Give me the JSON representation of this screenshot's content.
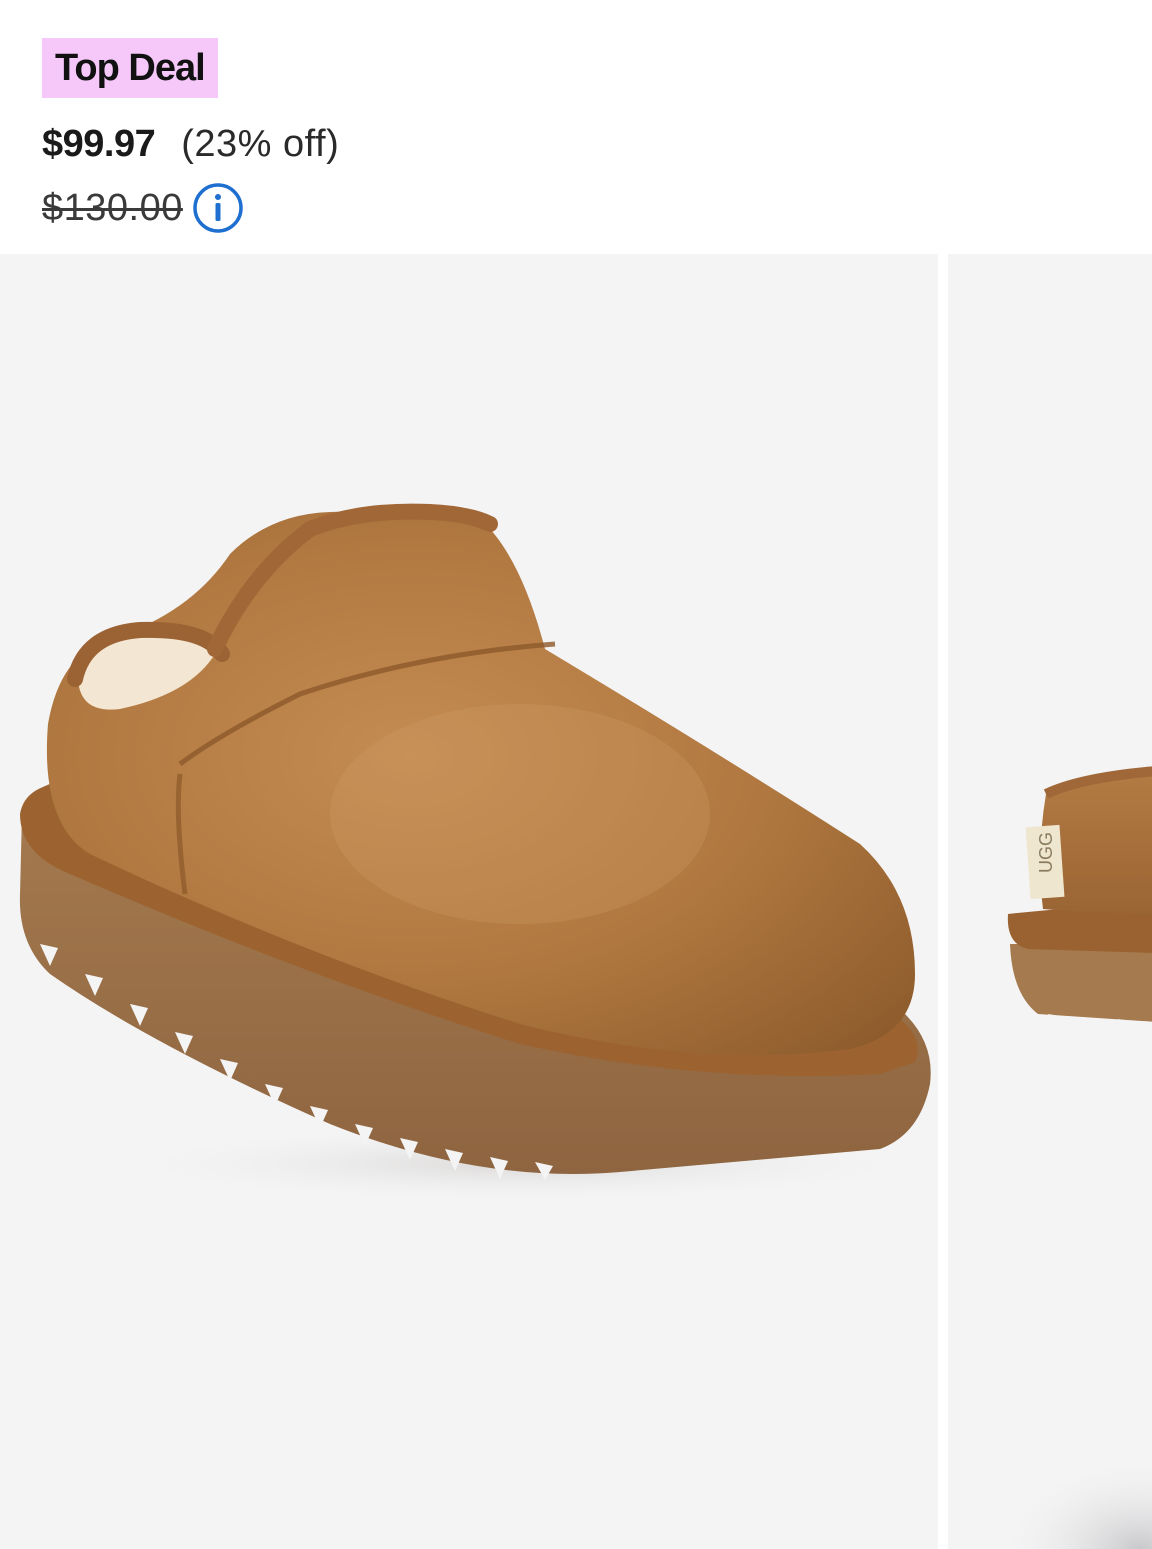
{
  "deal": {
    "badge_label": "Top Deal",
    "badge_color": "#f6c8fa"
  },
  "pricing": {
    "sale_price": "$99.97",
    "discount": "(23% off)",
    "original_price": "$130.00",
    "info_icon": "info-circle-icon",
    "info_icon_color": "#1f6fd1"
  },
  "gallery": {
    "images": [
      {
        "alt": "Chestnut suede slipper, three-quarter front view"
      },
      {
        "alt": "Chestnut suede slipper, rear view"
      }
    ],
    "next_image_tag_text": "UGG"
  },
  "colors": {
    "suede": "#b27a42",
    "sole": "#a1764c",
    "background": "#f4f4f5"
  }
}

※

Objective: Print the complete listing exactly, apart from any pictures.

Reply:
Give me the JSON representation of this screenshot's content.
{
  "deal": {
    "badge_label": "Top Deal",
    "badge_color": "#f6c8fa"
  },
  "pricing": {
    "sale_price": "$99.97",
    "discount": "(23% off)",
    "original_price": "$130.00",
    "info_icon": "info-circle-icon",
    "info_icon_color": "#1f6fd1"
  },
  "gallery": {
    "images": [
      {
        "alt": "Chestnut suede slipper, three-quarter front view"
      },
      {
        "alt": "Chestnut suede slipper, rear view"
      }
    ],
    "next_image_tag_text": "UGG"
  },
  "colors": {
    "suede": "#b27a42",
    "sole": "#a1764c",
    "background": "#f4f4f5"
  }
}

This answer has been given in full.